- **SHORT TASK**
Pick out the lines below that contain the string "ylabel" and copy them all.

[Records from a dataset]

>>>>>

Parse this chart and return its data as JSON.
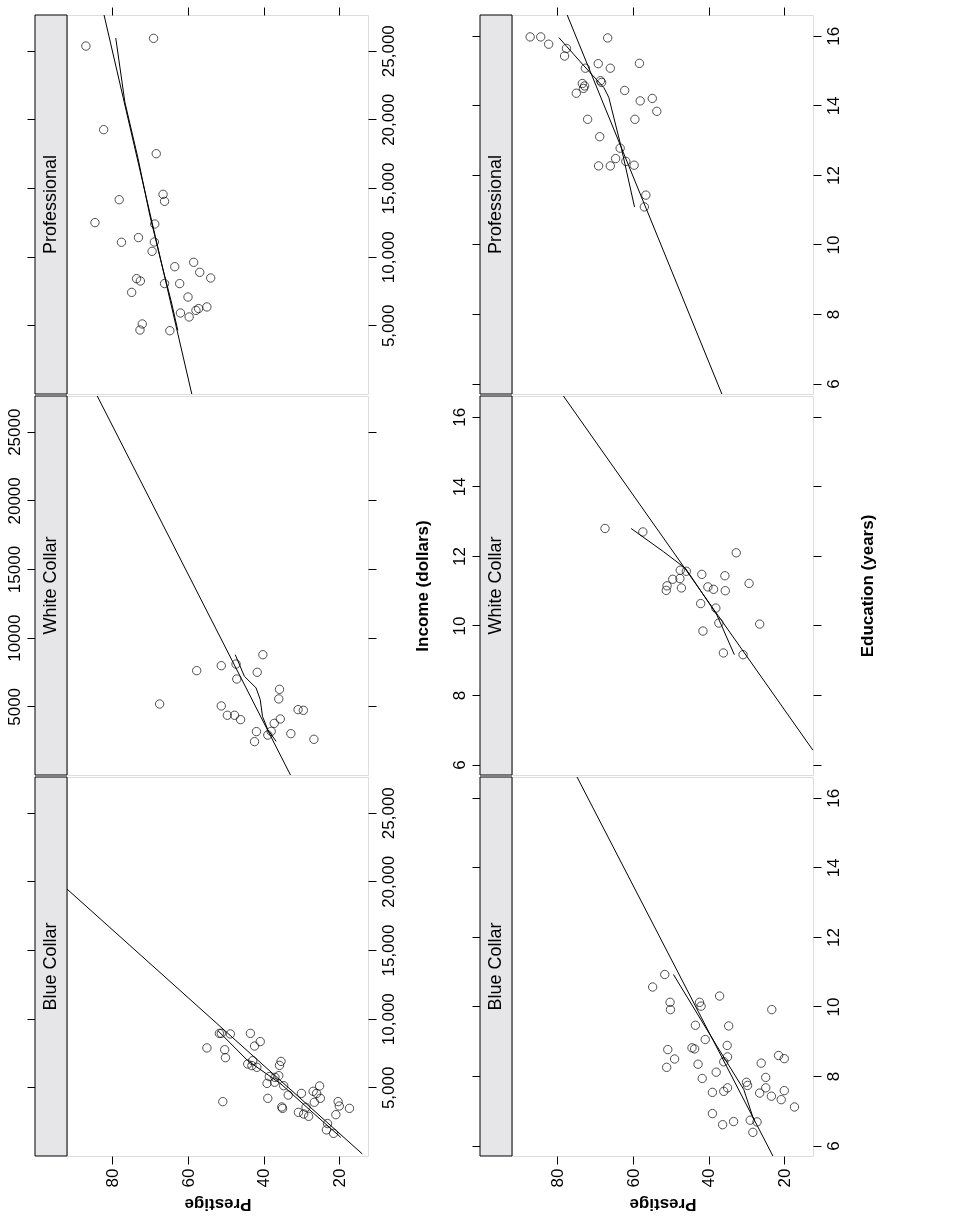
{
  "chart_data": [
    {
      "type": "scatter",
      "title": "Professional",
      "tick_labels": "y",
      "xlim": [
        92,
        12.4
      ],
      "xticks": [
        80,
        60,
        40,
        20
      ],
      "ylim": [
        0,
        27600
      ],
      "yticks": [
        {
          "value": 5000,
          "label": "5,000"
        },
        {
          "value": 10000,
          "label": "10,000"
        },
        {
          "value": 15000,
          "label": "15,000"
        },
        {
          "value": 20000,
          "label": "20,000"
        },
        {
          "value": 25000,
          "label": "25,000"
        }
      ],
      "series": [
        {
          "marker": "circle",
          "color": "#000000",
          "x": [
            87.0,
            69.1,
            82.3,
            68.4,
            78.2,
            66.6,
            66.2,
            84.6,
            68.8,
            77.6,
            73.1,
            68.9,
            69.5,
            58.5,
            63.5,
            56.9,
            54.0,
            73.6,
            72.6,
            66.2,
            62.2,
            74.9,
            60.0,
            62.0,
            59.7,
            57.9,
            57.2,
            55.0,
            72.1,
            72.7,
            64.8
          ],
          "values": [
            25340,
            25900,
            19250,
            17500,
            14150,
            14540,
            14030,
            12480,
            12380,
            11050,
            11390,
            11070,
            10390,
            9590,
            9270,
            8860,
            8450,
            8400,
            8230,
            8040,
            8040,
            7400,
            7060,
            5900,
            5610,
            6090,
            6220,
            6340,
            5100,
            4660,
            4610
          ]
        },
        {
          "type": "line",
          "color": "#000000",
          "x": [
            82.2,
            59.0
          ],
          "values": [
            27600,
            0
          ]
        },
        {
          "type": "line",
          "color": "#000000",
          "x": [
            79.1,
            76.7,
            73.2,
            70.1,
            67.1,
            64.4,
            62.7
          ],
          "values": [
            25920,
            21260,
            17140,
            13010,
            9610,
            6700,
            4640
          ]
        }
      ]
    },
    {
      "type": "scatter",
      "title": "White Collar",
      "ylabel": "Income (dollars)",
      "tick_labels": "y",
      "xlim": [
        92,
        12.4
      ],
      "ylim": [
        0,
        27600
      ],
      "yticks": [
        5000,
        10000,
        15000,
        20000,
        25000
      ],
      "series": [
        {
          "marker": "circle",
          "color": "#000000",
          "x": [
            67.5,
            57.7,
            51.2,
            47.3,
            40.2,
            47.1,
            41.7,
            35.8,
            36.0,
            51.2,
            49.6,
            47.7,
            46.1,
            30.9,
            29.5,
            35.6,
            37.2,
            41.9,
            38.9,
            38.0,
            32.8,
            42.4,
            26.7
          ],
          "values": [
            5170,
            7600,
            7960,
            8080,
            8760,
            6990,
            7480,
            6240,
            5540,
            5030,
            4350,
            4350,
            4030,
            4760,
            4710,
            4080,
            3760,
            3160,
            2910,
            3180,
            3010,
            2430,
            2600
          ]
        },
        {
          "type": "line",
          "color": "#000000",
          "x": [
            84.0,
            32.9
          ],
          "values": [
            27600,
            0
          ]
        },
        {
          "type": "line",
          "color": "#000000",
          "x": [
            47.5,
            45.1,
            42.0,
            40.9,
            40.3,
            38.9,
            36.7
          ],
          "values": [
            8760,
            7190,
            6340,
            5490,
            4270,
            3300,
            2450
          ]
        }
      ]
    },
    {
      "type": "scatter",
      "title": "Blue Collar",
      "xlabel": "Prestige",
      "xlim": [
        92,
        12.4
      ],
      "xticks": [
        80,
        60,
        40,
        20
      ],
      "ylim": [
        0,
        27600
      ],
      "yticks": [
        {
          "value": 5000,
          "label": "5,000"
        },
        {
          "value": 10000,
          "label": "10,000"
        },
        {
          "value": 15000,
          "label": "15,000"
        },
        {
          "value": 20000,
          "label": "20,000"
        },
        {
          "value": 25000,
          "label": "25,000"
        }
      ],
      "series": [
        {
          "marker": "circle",
          "color": "#000000",
          "x": [
            55.0,
            51.7,
            51.2,
            48.8,
            50.3,
            50.1,
            50.8,
            43.5,
            40.9,
            42.4,
            44.2,
            42.9,
            43.1,
            41.8,
            35.4,
            35.8,
            38.5,
            37.0,
            36.0,
            39.1,
            34.7,
            33.5,
            38.9,
            35.2,
            35.0,
            30.0,
            26.9,
            25.2,
            26.0,
            25.0,
            26.6,
            28.8,
            29.4,
            28.1,
            20.3,
            20.0,
            17.3,
            20.9,
            23.1,
            23.4,
            21.5,
            30.8,
            37.1
          ],
          "values": [
            7870,
            8930,
            8930,
            8890,
            7740,
            7160,
            3960,
            8930,
            8330,
            8010,
            6700,
            6940,
            6580,
            6460,
            6890,
            6600,
            5780,
            5730,
            5850,
            5290,
            5120,
            4440,
            4200,
            3570,
            3470,
            4560,
            4710,
            5100,
            4560,
            4200,
            3910,
            3550,
            3060,
            2890,
            3960,
            3640,
            3470,
            3010,
            2360,
            1900,
            1650,
            3180,
            5370
          ]
        },
        {
          "type": "line",
          "color": "#000000",
          "x": [
            92.0,
            13.9
          ],
          "values": [
            19440,
            150
          ]
        },
        {
          "type": "line",
          "color": "#000000",
          "x": [
            52.1,
            44.2,
            35.4,
            26.6,
            19.6
          ],
          "values": [
            9130,
            6940,
            5240,
            3060,
            1360
          ]
        }
      ]
    },
    {
      "type": "scatter",
      "title": "Professional",
      "tick_labels": "y",
      "xlim": [
        92,
        12.4
      ],
      "xticks": [
        80,
        60,
        40,
        20
      ],
      "ylim": [
        5.7,
        16.6
      ],
      "yticks": [
        6,
        8,
        10,
        12,
        14,
        16
      ],
      "series": [
        {
          "marker": "circle",
          "color": "#000000",
          "x": [
            87.2,
            84.4,
            82.3,
            77.6,
            78.1,
            66.7,
            72.6,
            69.2,
            66.0,
            58.3,
            73.4,
            73.1,
            68.6,
            68.3,
            75.0,
            62.2,
            58.1,
            54.9,
            53.7,
            72.0,
            59.5,
            68.8,
            63.4,
            64.6,
            61.9,
            69.1,
            66.0,
            59.7,
            56.6,
            57.0,
            72.8
          ],
          "values": [
            15.97,
            15.97,
            15.76,
            15.64,
            15.42,
            15.94,
            15.07,
            15.2,
            15.07,
            15.21,
            14.63,
            14.49,
            14.71,
            14.66,
            14.35,
            14.43,
            14.13,
            14.2,
            13.83,
            13.6,
            13.6,
            13.1,
            12.77,
            12.47,
            12.39,
            12.26,
            12.26,
            12.28,
            11.42,
            11.08,
            14.56
          ]
        },
        {
          "type": "line",
          "color": "#000000",
          "x": [
            77.4,
            36.5
          ],
          "values": [
            16.6,
            5.7
          ]
        },
        {
          "type": "line",
          "color": "#000000",
          "x": [
            79.6,
            73.0,
            67.7,
            66.4,
            63.3,
            59.6
          ],
          "values": [
            15.95,
            15.14,
            14.51,
            14.23,
            12.88,
            11.08
          ]
        }
      ]
    },
    {
      "type": "scatter",
      "title": "White Collar",
      "ylabel": "Education (years)",
      "tick_labels": "y",
      "xlim": [
        92,
        12.4
      ],
      "ylim": [
        5.7,
        16.6
      ],
      "yticks": [
        6,
        8,
        10,
        12,
        14,
        16
      ],
      "series": [
        {
          "marker": "circle",
          "color": "#000000",
          "x": [
            67.4,
            57.4,
            32.7,
            47.5,
            45.9,
            41.8,
            35.7,
            49.5,
            47.6,
            51.0,
            51.2,
            47.2,
            40.2,
            38.7,
            35.6,
            29.3,
            42.1,
            38.1,
            37.3,
            26.5,
            41.5,
            36.1,
            30.9
          ],
          "values": [
            12.79,
            12.69,
            12.09,
            11.59,
            11.56,
            11.47,
            11.43,
            11.33,
            11.35,
            11.14,
            11.01,
            11.08,
            11.11,
            11.04,
            11.0,
            11.21,
            10.63,
            10.5,
            10.07,
            10.04,
            9.84,
            9.21,
            9.16
          ]
        },
        {
          "type": "line",
          "color": "#000000",
          "x": [
            78.4,
            12.4
          ],
          "values": [
            16.6,
            6.41
          ]
        },
        {
          "type": "line",
          "color": "#000000",
          "x": [
            60.5,
            51.9,
            46.1,
            43.1,
            37.8,
            33.2
          ],
          "values": [
            12.79,
            12.12,
            11.64,
            11.16,
            10.3,
            9.16
          ]
        }
      ]
    },
    {
      "type": "scatter",
      "title": "Blue Collar",
      "xlabel": "Prestige",
      "xlim": [
        92,
        12.4
      ],
      "xticks": [
        80,
        60,
        40,
        20
      ],
      "ylim": [
        5.7,
        16.6
      ],
      "yticks": [
        6,
        8,
        10,
        12,
        14,
        16
      ],
      "series": [
        {
          "marker": "circle",
          "color": "#000000",
          "x": [
            54.8,
            51.6,
            50.2,
            50.1,
            42.4,
            42.0,
            37.1,
            23.3,
            43.5,
            34.7,
            40.9,
            44.4,
            43.7,
            50.8,
            49.0,
            51.1,
            35.1,
            35.0,
            36.0,
            26.1,
            21.5,
            20.0,
            42.8,
            38.0,
            41.7,
            30.0,
            29.7,
            24.9,
            24.9,
            35.0,
            36.0,
            39.0,
            26.5,
            23.4,
            20.0,
            20.8,
            17.3,
            39.0,
            36.3,
            33.4,
            29.0,
            27.2,
            28.3
          ],
          "values": [
            10.56,
            10.92,
            10.12,
            9.91,
            10.12,
            10.01,
            10.3,
            9.91,
            9.46,
            9.44,
            9.05,
            8.81,
            8.78,
            8.76,
            8.49,
            8.25,
            8.88,
            8.55,
            8.41,
            8.37,
            8.59,
            8.5,
            8.34,
            8.11,
            7.93,
            7.82,
            7.73,
            7.96,
            7.66,
            7.66,
            7.56,
            7.53,
            7.51,
            7.42,
            7.58,
            7.32,
            7.11,
            6.92,
            6.6,
            6.69,
            6.73,
            6.68,
            6.38
          ]
        },
        {
          "type": "line",
          "color": "#000000",
          "x": [
            74.8,
            23.0
          ],
          "values": [
            16.6,
            5.7
          ]
        },
        {
          "type": "line",
          "color": "#000000",
          "x": [
            49.3,
            37.8,
            30.7,
            28.1
          ],
          "values": [
            10.92,
            8.86,
            7.61,
            6.75
          ]
        }
      ]
    }
  ]
}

<<<<<

- **TASK RESULT**
      "ylabel": "Income (dollars)",
      "ylabel": "Education (years)",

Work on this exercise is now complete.